**STATED GOAL**
Report, as a bare number, how many lines of the material below contain the word "jusqu".

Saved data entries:
┌──

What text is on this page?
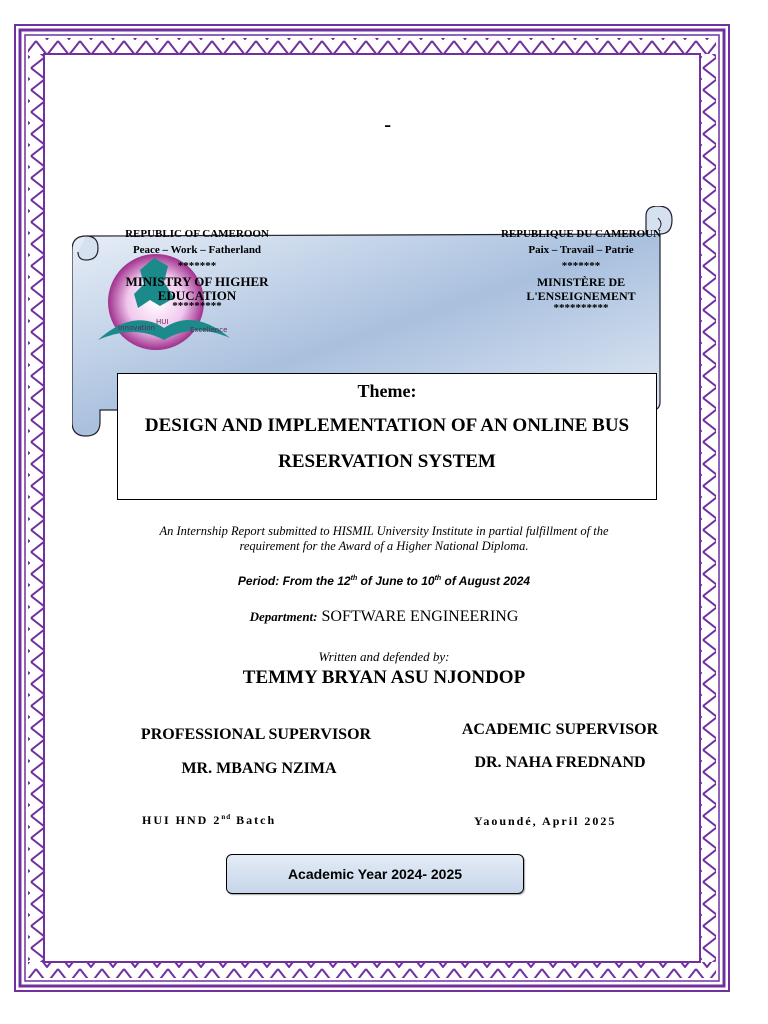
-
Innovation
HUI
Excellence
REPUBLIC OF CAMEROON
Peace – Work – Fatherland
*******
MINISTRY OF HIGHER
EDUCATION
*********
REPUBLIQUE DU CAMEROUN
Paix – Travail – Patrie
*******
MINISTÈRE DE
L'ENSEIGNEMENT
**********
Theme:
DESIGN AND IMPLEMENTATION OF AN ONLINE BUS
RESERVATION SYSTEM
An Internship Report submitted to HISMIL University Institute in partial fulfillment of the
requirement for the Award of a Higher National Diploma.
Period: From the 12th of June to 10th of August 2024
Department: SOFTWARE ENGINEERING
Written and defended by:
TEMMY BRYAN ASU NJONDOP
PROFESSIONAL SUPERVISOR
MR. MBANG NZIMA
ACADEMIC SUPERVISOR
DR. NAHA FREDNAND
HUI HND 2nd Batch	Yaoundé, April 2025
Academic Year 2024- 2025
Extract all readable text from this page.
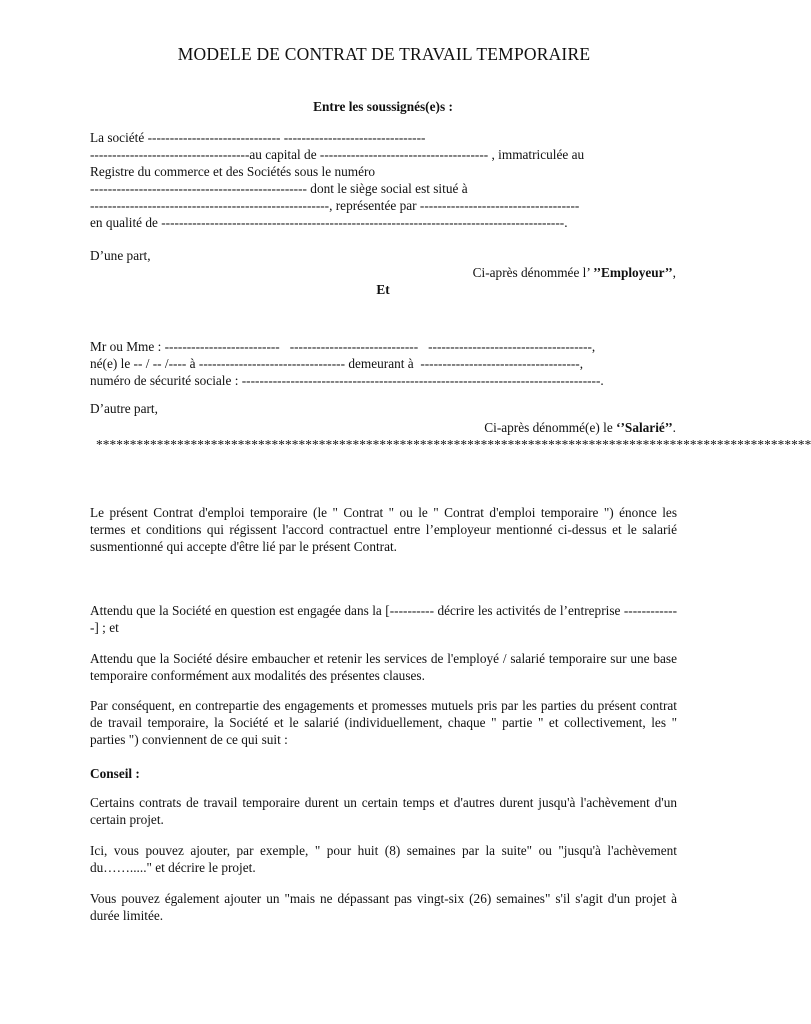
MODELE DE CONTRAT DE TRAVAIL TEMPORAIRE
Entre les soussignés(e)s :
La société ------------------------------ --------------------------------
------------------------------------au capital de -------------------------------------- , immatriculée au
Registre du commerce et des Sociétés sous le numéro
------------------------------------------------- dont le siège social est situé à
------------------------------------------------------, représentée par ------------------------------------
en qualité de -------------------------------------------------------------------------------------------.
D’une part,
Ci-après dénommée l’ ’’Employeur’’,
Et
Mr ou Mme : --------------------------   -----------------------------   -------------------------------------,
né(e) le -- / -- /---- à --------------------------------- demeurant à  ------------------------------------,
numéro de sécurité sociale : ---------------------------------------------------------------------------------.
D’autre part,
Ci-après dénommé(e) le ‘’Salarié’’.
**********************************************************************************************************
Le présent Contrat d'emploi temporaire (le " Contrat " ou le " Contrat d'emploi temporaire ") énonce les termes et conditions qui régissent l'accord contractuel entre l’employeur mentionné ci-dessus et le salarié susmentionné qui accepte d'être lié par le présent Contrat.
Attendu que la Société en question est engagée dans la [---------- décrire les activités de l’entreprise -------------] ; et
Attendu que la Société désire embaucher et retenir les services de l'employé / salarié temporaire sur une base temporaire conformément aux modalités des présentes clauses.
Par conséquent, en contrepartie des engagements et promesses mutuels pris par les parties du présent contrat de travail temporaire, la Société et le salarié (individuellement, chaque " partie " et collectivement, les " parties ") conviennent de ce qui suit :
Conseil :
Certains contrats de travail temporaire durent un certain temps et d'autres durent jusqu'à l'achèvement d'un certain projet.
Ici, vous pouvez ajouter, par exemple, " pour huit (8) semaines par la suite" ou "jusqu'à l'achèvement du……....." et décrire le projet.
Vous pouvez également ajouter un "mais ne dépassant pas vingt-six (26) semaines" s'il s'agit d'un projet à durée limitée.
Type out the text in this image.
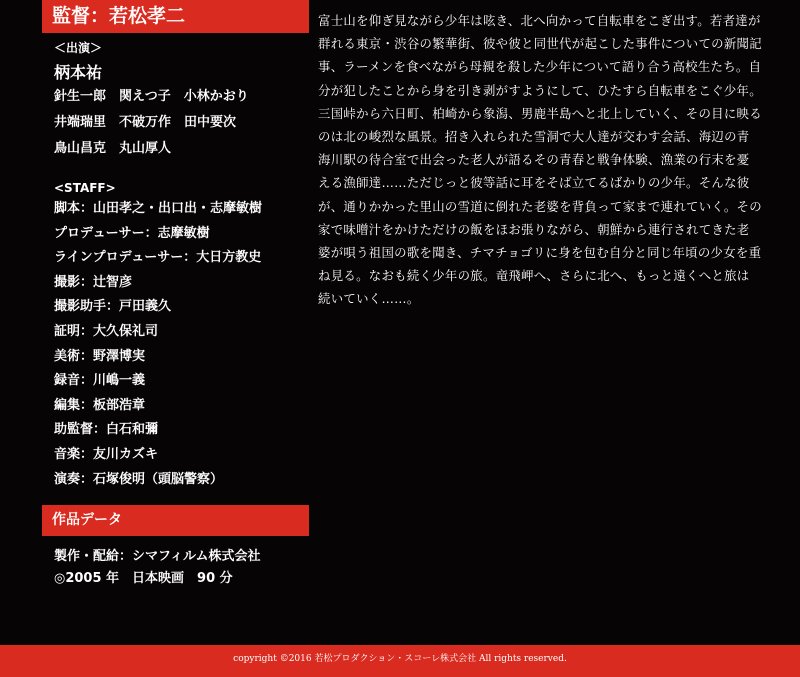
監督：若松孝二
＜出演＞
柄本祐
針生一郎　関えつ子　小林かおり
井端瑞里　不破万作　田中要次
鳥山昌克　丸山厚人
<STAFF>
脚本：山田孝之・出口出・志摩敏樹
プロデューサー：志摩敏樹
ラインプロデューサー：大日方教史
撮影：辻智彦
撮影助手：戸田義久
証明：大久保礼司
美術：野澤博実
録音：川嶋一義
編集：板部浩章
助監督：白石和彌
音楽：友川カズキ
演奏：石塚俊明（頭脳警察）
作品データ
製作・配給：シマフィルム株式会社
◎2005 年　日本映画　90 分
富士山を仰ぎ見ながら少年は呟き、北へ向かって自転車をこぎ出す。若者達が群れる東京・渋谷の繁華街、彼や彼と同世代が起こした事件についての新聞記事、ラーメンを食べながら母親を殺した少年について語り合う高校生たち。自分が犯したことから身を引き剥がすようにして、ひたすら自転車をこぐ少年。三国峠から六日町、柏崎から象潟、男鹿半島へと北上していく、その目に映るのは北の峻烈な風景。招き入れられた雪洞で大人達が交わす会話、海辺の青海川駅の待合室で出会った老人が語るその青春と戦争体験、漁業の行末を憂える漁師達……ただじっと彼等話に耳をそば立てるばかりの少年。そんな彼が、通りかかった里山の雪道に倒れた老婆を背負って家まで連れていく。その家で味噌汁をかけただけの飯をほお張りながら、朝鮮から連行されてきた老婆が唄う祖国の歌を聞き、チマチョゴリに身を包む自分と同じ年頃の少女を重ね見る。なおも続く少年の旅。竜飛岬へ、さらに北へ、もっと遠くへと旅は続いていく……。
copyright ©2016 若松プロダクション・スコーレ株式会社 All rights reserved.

└──
┌──

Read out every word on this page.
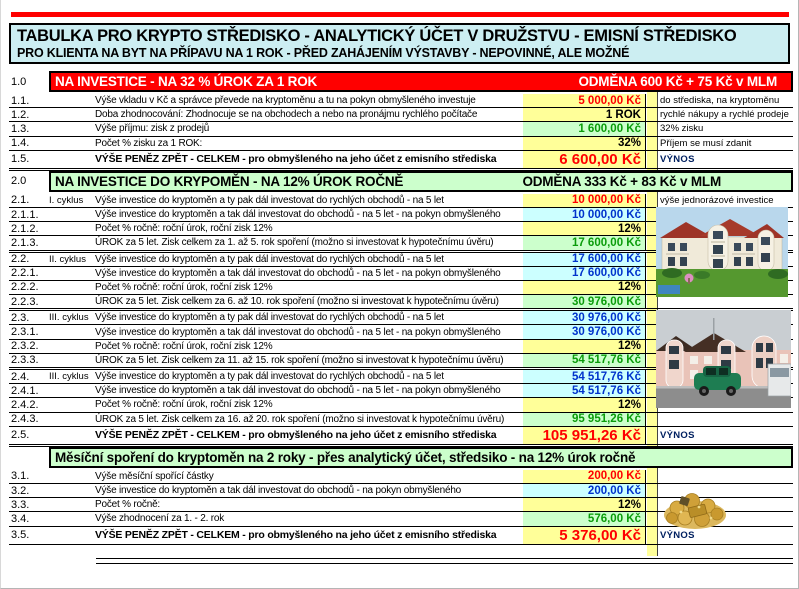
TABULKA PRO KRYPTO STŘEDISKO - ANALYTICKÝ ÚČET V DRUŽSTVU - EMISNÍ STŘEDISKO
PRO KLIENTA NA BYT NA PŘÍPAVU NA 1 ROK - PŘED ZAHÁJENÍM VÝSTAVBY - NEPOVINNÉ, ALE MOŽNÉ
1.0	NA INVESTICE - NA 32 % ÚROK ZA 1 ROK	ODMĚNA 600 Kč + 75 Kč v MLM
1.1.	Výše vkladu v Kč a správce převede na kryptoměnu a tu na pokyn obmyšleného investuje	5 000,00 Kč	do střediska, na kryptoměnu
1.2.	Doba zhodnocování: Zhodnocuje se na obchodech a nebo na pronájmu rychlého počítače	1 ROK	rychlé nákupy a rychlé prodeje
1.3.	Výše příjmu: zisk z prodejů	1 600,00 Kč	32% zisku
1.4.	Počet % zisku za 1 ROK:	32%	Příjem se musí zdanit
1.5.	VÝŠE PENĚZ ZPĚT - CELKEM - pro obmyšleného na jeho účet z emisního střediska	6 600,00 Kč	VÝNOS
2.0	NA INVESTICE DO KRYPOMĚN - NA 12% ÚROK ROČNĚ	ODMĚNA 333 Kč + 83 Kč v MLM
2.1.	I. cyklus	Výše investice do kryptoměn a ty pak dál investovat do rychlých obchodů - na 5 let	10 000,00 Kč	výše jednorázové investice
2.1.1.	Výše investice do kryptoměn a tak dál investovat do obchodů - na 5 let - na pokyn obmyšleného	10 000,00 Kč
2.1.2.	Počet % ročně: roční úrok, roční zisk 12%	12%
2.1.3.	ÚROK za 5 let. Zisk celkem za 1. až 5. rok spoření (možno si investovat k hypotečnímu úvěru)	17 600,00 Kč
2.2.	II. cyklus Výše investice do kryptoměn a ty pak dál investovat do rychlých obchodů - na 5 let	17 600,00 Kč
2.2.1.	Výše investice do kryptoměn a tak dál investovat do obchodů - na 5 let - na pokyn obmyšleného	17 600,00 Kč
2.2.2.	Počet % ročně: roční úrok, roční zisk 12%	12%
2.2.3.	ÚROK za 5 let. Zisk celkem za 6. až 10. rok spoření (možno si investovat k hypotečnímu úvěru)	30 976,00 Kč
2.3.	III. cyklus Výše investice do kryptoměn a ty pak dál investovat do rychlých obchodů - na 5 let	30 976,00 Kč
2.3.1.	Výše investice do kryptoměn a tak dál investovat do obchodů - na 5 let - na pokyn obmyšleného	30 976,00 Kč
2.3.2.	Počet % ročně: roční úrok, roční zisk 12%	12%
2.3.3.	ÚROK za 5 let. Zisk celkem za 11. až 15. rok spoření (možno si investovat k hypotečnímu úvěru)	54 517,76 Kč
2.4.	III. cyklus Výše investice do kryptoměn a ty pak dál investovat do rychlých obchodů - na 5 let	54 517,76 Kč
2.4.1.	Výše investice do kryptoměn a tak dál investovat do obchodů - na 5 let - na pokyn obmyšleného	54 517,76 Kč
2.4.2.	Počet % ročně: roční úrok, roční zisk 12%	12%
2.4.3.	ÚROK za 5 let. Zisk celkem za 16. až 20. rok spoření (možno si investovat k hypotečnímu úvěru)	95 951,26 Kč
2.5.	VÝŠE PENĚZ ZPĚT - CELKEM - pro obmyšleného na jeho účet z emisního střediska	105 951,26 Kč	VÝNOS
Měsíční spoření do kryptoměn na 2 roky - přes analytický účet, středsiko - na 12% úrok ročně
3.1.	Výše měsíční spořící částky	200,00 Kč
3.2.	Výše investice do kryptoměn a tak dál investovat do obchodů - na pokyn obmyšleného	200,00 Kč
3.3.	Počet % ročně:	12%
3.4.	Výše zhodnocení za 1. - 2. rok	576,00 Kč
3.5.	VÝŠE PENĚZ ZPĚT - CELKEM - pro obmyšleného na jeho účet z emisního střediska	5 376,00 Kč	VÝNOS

└──
┌──

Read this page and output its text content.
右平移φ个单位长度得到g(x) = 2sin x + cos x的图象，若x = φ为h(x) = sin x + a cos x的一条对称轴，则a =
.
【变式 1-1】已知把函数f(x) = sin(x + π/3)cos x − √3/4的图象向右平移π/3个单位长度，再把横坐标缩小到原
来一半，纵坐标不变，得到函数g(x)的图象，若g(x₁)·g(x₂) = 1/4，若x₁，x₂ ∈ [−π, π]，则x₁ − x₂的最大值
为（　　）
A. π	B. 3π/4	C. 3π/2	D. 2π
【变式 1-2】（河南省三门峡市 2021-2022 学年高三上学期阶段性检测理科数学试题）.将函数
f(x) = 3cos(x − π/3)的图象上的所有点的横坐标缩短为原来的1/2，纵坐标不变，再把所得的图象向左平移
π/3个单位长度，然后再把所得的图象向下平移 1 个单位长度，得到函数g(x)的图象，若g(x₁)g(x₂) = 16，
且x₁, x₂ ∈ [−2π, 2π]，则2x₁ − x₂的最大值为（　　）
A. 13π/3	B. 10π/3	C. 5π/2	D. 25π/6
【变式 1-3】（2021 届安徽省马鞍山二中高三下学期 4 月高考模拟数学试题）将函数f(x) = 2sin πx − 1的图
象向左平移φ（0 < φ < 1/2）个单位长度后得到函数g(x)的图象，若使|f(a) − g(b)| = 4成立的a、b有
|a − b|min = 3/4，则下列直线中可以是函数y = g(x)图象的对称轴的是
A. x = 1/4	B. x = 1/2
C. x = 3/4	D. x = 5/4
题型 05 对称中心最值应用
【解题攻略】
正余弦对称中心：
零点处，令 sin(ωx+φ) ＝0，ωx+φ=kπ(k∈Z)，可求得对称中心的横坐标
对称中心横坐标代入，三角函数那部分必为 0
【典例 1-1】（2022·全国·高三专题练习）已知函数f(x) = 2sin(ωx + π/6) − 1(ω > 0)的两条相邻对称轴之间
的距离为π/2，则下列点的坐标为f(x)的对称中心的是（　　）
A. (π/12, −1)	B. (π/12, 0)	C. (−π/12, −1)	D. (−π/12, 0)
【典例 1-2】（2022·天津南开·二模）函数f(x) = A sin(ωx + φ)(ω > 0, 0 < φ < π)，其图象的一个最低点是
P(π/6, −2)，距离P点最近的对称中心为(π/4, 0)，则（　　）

└──

**CORRECT OUTPUT**
2